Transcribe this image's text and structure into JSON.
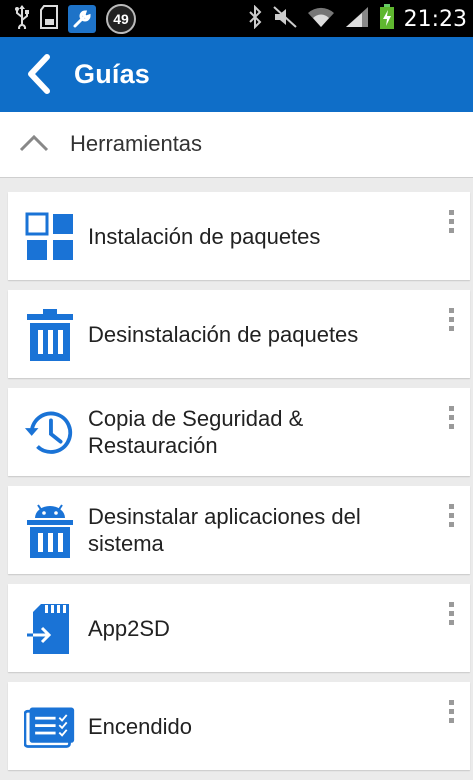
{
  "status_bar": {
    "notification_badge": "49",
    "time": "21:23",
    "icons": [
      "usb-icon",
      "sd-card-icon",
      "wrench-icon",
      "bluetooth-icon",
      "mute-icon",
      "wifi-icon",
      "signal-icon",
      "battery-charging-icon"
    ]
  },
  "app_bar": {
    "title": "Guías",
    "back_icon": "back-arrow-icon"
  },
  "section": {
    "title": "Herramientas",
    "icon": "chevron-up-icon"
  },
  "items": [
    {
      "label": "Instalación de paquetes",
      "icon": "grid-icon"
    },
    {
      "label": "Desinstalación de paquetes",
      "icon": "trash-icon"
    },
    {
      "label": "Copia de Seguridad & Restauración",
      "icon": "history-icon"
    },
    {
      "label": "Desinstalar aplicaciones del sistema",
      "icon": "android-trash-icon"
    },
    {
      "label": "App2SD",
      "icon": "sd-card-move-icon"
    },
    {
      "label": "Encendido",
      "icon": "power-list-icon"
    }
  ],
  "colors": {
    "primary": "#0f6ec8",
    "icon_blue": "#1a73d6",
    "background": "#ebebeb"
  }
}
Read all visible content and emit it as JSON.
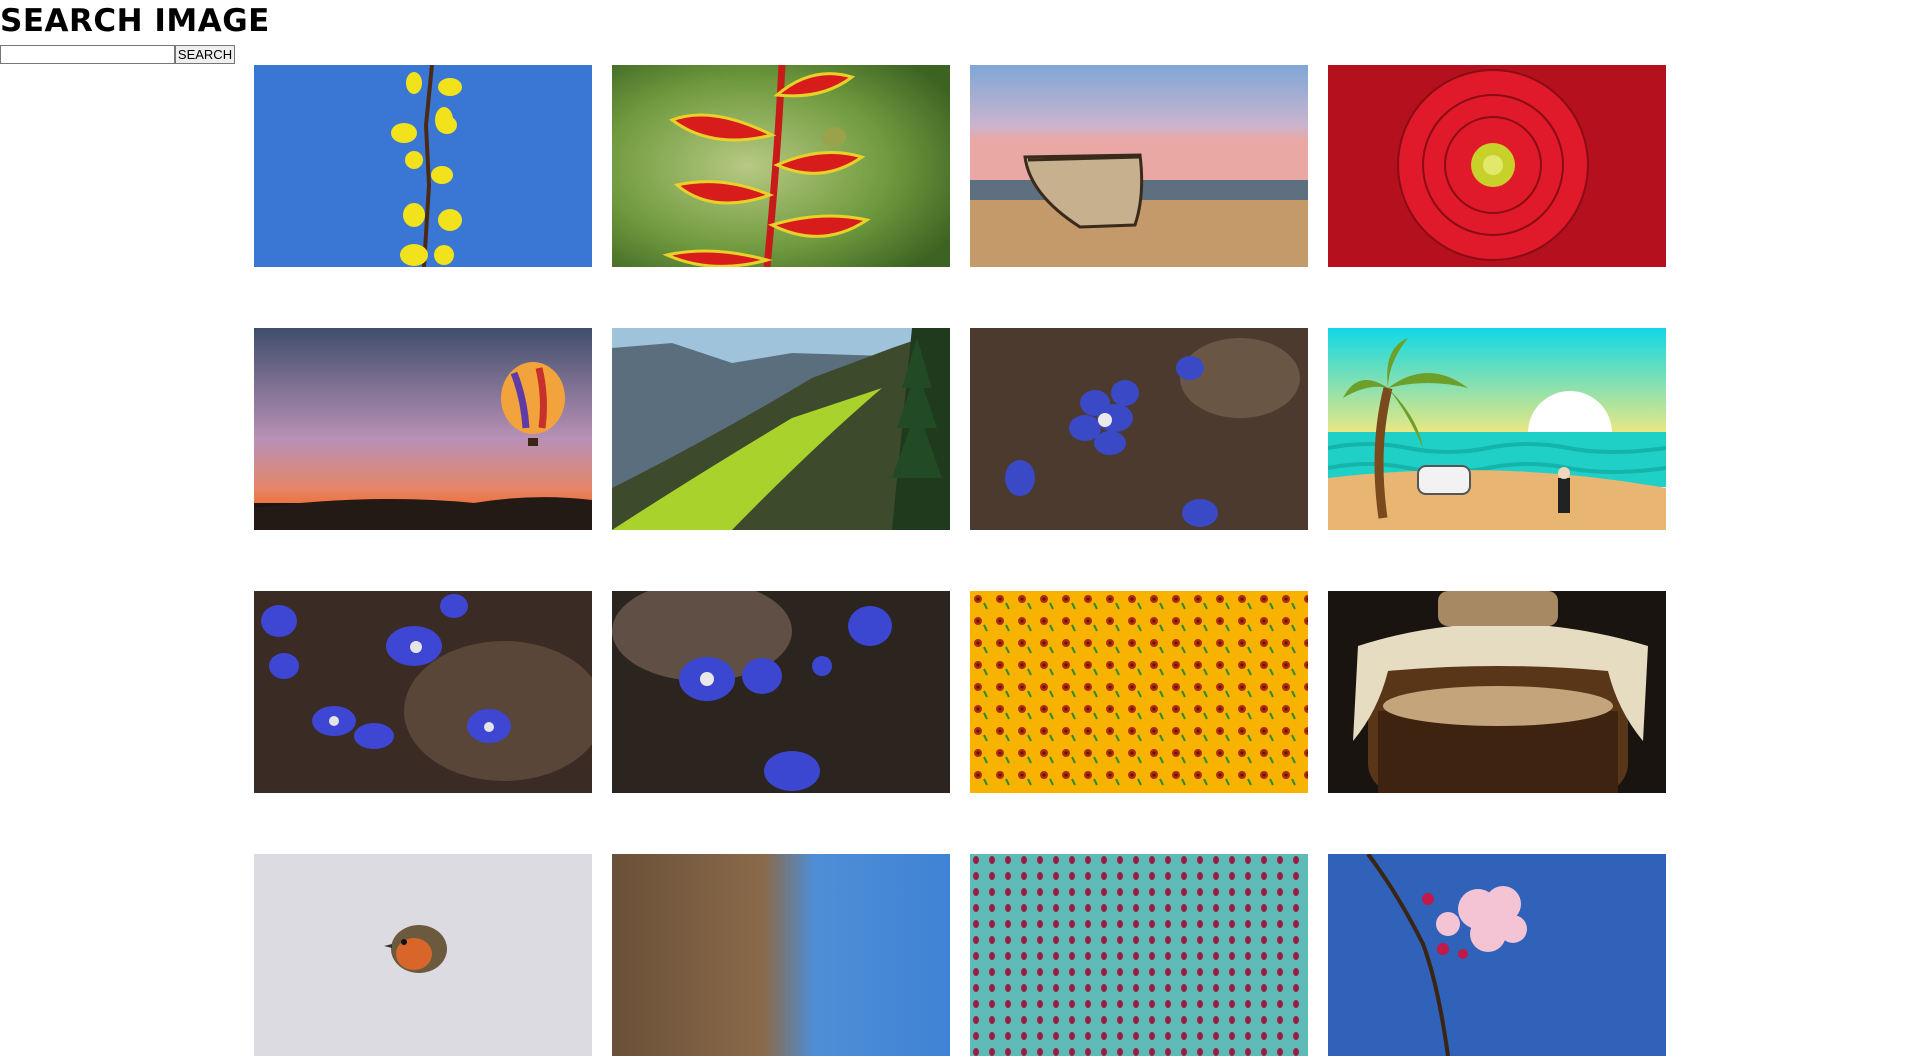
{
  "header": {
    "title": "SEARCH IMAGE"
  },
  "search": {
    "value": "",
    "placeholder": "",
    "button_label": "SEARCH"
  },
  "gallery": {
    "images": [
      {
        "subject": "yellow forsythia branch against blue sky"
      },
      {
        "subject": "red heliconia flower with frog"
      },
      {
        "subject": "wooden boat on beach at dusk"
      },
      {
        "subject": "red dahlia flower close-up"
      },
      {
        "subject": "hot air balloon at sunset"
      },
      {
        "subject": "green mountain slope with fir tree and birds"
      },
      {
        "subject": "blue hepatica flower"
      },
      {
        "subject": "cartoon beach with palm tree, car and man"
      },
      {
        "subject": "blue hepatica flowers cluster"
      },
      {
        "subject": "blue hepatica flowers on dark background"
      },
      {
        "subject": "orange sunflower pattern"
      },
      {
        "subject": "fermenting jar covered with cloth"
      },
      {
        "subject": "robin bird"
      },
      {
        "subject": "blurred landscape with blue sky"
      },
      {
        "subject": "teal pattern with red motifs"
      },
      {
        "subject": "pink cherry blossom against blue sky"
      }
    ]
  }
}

Short task: Would you mind returning each entry above word for word, skipping the images?

Complete response:
Transcribe this image's text and structure into JSON.
{
  "status_bar": {
    "notification_badge": "49",
    "time": "21:23",
    "icons": [
      "usb-icon",
      "sd-card-icon",
      "wrench-icon",
      "bluetooth-icon",
      "mute-icon",
      "wifi-icon",
      "signal-icon",
      "battery-charging-icon"
    ]
  },
  "app_bar": {
    "title": "Guías",
    "back_icon": "back-arrow-icon"
  },
  "section": {
    "title": "Herramientas",
    "icon": "chevron-up-icon"
  },
  "items": [
    {
      "label": "Instalación de paquetes",
      "icon": "grid-icon"
    },
    {
      "label": "Desinstalación de paquetes",
      "icon": "trash-icon"
    },
    {
      "label": "Copia de Seguridad & Restauración",
      "icon": "history-icon"
    },
    {
      "label": "Desinstalar aplicaciones del sistema",
      "icon": "android-trash-icon"
    },
    {
      "label": "App2SD",
      "icon": "sd-card-move-icon"
    },
    {
      "label": "Encendido",
      "icon": "power-list-icon"
    }
  ],
  "colors": {
    "primary": "#0f6ec8",
    "icon_blue": "#1a73d6",
    "background": "#ebebeb"
  }
}
Read all visible content and emit it as JSON.
{
  "header": {
    "title": "SEARCH IMAGE"
  },
  "search": {
    "value": "",
    "placeholder": "",
    "button_label": "SEARCH"
  },
  "gallery": {
    "images": [
      {
        "subject": "yellow forsythia branch against blue sky"
      },
      {
        "subject": "red heliconia flower with frog"
      },
      {
        "subject": "wooden boat on beach at dusk"
      },
      {
        "subject": "red dahlia flower close-up"
      },
      {
        "subject": "hot air balloon at sunset"
      },
      {
        "subject": "green mountain slope with fir tree and birds"
      },
      {
        "subject": "blue hepatica flower"
      },
      {
        "subject": "cartoon beach with palm tree, car and man"
      },
      {
        "subject": "blue hepatica flowers cluster"
      },
      {
        "subject": "blue hepatica flowers on dark background"
      },
      {
        "subject": "orange sunflower pattern"
      },
      {
        "subject": "fermenting jar covered with cloth"
      },
      {
        "subject": "robin bird"
      },
      {
        "subject": "blurred landscape with blue sky"
      },
      {
        "subject": "teal pattern with red motifs"
      },
      {
        "subject": "pink cherry blossom against blue sky"
      }
    ]
  }
}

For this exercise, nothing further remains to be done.